= Problem details =
Provide nothing beyond the count of lines that include the string "企业技术应用情况".

— start Items —

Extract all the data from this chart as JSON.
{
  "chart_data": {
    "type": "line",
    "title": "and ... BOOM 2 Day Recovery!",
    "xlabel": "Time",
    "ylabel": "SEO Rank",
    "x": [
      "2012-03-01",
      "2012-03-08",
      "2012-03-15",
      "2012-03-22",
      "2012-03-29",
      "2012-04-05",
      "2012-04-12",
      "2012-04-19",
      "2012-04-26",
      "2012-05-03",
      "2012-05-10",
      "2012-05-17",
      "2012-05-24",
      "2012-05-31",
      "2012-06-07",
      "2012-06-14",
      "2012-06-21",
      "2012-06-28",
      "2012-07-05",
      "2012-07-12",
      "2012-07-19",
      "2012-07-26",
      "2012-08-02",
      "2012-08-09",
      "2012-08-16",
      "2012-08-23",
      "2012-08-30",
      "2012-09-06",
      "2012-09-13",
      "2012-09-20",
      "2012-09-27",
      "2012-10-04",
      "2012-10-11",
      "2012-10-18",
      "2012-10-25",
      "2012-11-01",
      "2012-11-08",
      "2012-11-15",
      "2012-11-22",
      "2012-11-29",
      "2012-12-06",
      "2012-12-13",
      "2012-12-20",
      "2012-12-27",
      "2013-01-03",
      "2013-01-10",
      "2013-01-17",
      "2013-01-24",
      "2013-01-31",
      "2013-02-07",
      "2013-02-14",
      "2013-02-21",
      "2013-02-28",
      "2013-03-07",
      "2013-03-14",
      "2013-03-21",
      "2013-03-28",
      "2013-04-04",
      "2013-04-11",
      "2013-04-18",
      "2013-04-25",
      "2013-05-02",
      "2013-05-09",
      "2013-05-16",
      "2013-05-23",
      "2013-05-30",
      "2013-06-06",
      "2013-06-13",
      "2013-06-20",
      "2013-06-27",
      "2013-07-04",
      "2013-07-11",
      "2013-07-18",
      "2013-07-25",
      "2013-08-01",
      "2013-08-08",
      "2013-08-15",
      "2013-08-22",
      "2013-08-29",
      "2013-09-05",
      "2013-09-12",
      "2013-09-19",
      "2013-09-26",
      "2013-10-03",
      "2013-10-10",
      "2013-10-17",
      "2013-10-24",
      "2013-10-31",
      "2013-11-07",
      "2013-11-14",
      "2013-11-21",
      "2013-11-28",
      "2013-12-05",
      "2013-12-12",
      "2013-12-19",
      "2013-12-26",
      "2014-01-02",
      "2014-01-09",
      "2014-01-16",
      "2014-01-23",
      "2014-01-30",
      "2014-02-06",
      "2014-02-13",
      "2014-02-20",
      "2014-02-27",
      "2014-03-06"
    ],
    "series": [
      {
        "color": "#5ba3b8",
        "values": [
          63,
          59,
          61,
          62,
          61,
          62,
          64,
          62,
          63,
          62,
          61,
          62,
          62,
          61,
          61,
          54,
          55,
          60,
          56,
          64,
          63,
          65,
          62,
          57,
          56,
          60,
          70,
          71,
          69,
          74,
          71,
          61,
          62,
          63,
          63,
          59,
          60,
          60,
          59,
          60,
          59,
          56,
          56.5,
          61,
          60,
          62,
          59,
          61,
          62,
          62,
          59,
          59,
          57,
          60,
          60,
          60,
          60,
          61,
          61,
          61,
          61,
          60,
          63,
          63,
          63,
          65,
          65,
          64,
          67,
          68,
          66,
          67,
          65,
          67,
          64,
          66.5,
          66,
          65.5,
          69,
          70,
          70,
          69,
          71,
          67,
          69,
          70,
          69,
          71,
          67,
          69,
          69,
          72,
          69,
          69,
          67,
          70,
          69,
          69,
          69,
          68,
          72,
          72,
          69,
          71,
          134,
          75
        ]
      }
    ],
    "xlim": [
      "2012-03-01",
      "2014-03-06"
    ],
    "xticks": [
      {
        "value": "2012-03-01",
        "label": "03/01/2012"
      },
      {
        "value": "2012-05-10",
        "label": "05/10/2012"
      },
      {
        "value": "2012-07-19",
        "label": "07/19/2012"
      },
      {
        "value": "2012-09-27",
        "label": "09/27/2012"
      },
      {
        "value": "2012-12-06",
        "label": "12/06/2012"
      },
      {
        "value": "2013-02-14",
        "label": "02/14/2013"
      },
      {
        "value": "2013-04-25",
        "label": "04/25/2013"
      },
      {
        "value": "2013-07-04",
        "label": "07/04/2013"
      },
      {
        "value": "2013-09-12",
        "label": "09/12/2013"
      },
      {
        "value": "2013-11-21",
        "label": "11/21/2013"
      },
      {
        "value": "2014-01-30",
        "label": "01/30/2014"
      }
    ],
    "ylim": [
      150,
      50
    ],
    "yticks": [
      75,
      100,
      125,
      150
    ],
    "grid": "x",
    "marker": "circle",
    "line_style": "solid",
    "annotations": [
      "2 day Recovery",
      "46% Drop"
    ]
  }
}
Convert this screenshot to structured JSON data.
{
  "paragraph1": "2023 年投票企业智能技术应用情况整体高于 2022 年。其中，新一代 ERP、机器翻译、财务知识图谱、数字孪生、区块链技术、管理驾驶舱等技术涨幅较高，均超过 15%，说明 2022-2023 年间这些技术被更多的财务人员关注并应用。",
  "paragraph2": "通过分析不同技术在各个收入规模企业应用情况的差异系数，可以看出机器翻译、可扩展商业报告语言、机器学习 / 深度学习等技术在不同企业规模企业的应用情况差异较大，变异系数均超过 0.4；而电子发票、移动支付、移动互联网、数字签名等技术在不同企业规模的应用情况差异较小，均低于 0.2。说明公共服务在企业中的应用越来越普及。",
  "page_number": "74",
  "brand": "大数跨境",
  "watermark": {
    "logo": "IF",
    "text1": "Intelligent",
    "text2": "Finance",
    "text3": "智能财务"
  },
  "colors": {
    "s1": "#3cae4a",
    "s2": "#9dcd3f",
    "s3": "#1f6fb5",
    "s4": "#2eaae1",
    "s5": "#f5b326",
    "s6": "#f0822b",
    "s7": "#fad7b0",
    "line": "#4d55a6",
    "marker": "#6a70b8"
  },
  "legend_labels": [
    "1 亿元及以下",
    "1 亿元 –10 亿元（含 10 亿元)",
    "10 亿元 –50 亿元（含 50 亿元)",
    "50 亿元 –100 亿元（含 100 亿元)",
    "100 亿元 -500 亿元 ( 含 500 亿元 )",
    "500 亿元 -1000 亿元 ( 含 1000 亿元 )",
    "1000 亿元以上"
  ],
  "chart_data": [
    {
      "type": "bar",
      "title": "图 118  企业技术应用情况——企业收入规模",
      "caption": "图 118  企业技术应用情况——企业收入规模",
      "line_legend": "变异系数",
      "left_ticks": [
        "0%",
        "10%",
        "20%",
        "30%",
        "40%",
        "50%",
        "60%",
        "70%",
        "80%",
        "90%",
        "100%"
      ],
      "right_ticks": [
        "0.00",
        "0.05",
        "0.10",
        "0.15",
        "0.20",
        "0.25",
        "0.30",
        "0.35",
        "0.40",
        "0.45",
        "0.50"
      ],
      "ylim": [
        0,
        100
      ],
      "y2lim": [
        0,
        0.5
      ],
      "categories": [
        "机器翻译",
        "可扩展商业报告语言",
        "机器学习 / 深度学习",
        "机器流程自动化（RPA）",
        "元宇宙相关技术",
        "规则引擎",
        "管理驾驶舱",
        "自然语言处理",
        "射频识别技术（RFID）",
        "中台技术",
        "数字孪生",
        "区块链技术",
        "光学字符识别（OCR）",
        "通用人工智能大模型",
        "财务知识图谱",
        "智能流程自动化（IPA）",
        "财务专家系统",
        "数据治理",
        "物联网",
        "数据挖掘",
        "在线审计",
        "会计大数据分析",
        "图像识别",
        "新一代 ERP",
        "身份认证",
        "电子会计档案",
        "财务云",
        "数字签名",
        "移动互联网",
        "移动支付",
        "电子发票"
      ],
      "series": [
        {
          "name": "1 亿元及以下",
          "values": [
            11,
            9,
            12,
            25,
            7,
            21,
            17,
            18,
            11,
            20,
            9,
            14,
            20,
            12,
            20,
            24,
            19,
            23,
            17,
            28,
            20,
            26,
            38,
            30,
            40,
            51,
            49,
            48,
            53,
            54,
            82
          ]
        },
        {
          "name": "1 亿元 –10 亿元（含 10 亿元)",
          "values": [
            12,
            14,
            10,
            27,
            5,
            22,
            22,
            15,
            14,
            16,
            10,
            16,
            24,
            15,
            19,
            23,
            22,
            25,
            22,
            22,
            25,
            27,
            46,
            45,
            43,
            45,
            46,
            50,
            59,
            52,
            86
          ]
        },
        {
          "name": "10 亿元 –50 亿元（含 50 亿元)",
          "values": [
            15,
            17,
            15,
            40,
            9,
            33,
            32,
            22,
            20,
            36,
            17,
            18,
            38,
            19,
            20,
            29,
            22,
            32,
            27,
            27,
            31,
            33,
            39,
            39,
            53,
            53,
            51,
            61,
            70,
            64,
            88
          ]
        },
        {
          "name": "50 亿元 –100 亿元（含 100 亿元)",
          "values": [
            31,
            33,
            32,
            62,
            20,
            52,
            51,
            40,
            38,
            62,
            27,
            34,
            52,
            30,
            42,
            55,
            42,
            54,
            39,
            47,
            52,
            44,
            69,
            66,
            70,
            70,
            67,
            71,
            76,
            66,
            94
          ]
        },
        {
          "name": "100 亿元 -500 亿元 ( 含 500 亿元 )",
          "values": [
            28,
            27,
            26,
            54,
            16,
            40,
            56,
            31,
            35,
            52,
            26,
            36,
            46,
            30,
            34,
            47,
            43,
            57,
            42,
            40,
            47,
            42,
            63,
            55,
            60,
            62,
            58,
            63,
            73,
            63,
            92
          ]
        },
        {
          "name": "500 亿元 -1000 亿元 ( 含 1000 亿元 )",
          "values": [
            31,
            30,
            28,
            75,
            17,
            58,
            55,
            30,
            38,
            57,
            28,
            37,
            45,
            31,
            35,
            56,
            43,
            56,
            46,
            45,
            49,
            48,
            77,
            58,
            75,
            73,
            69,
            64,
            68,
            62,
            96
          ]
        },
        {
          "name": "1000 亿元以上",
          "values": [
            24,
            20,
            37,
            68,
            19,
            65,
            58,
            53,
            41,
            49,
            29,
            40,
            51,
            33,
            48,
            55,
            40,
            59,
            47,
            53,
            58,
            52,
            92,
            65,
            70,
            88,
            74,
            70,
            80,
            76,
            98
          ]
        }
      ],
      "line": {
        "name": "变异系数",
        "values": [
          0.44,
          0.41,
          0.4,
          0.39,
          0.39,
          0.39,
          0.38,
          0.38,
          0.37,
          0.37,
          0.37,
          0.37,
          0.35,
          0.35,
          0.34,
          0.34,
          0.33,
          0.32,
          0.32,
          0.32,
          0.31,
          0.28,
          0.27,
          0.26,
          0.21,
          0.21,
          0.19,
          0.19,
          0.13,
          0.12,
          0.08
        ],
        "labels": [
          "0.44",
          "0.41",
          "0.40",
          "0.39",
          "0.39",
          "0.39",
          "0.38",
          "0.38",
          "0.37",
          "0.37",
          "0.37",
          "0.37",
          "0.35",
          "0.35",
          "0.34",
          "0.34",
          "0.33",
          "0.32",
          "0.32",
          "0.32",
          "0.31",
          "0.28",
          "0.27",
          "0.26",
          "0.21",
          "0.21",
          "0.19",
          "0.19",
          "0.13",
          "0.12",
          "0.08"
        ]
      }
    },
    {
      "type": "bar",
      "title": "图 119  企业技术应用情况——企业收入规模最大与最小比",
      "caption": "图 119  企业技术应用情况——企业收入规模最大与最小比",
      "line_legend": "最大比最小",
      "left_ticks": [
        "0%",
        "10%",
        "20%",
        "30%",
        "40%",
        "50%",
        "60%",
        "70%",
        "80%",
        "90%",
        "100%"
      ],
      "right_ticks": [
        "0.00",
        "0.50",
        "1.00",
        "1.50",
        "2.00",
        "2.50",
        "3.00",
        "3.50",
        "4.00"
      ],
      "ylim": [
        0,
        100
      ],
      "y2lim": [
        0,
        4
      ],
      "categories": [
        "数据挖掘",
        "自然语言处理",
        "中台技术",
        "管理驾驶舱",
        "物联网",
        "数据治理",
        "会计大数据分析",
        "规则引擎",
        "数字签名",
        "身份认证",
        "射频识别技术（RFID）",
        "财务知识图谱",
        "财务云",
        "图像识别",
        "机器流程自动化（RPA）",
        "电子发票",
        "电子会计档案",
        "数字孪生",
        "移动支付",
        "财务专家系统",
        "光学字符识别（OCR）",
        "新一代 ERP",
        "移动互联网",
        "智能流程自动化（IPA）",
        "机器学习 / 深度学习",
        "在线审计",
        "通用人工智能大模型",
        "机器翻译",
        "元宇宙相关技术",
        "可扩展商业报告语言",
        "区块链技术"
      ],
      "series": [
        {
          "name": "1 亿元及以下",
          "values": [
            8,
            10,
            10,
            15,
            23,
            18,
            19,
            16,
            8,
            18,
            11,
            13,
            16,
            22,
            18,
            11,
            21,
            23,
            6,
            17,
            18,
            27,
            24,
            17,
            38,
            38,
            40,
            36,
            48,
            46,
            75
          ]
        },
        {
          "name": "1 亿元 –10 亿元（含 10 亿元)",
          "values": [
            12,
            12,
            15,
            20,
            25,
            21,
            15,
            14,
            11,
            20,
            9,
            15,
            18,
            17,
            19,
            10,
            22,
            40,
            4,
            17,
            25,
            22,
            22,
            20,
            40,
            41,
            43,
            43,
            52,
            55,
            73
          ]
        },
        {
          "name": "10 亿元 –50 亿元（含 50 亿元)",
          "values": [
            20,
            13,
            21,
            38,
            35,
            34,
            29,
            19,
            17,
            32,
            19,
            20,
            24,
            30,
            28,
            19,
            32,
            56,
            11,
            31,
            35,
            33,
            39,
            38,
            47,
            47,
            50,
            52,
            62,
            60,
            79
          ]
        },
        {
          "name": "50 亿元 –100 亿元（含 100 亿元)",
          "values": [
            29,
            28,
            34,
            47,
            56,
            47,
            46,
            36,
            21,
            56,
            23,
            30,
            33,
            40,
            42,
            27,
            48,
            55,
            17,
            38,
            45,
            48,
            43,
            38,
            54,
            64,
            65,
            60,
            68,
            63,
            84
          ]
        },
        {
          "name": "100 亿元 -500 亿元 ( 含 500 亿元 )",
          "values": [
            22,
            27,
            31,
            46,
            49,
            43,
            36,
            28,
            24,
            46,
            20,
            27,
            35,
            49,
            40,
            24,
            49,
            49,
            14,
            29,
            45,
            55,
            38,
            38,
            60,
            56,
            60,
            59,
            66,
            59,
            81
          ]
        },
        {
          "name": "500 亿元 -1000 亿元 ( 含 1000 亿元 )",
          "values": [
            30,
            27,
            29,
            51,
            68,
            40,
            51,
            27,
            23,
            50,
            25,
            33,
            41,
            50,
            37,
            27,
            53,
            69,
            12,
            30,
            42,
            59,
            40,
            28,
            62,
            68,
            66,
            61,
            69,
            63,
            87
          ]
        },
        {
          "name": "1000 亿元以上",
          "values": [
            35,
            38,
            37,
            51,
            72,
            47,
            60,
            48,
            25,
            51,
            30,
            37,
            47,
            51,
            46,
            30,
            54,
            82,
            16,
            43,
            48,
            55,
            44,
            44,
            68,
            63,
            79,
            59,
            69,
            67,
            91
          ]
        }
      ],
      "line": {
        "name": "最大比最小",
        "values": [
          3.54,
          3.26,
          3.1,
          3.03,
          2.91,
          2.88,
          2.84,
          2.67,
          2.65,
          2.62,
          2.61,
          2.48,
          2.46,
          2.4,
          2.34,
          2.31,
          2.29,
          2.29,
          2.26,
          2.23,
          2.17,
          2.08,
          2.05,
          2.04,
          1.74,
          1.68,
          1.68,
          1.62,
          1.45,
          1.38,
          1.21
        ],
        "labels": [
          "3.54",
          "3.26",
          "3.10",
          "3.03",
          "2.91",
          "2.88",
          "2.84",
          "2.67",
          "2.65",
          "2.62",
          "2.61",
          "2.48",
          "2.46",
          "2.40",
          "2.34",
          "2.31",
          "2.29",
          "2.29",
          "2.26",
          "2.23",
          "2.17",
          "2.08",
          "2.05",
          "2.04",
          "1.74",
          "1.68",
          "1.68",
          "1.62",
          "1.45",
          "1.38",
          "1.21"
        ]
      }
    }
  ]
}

— end Items —

= Solution to the exercise =
4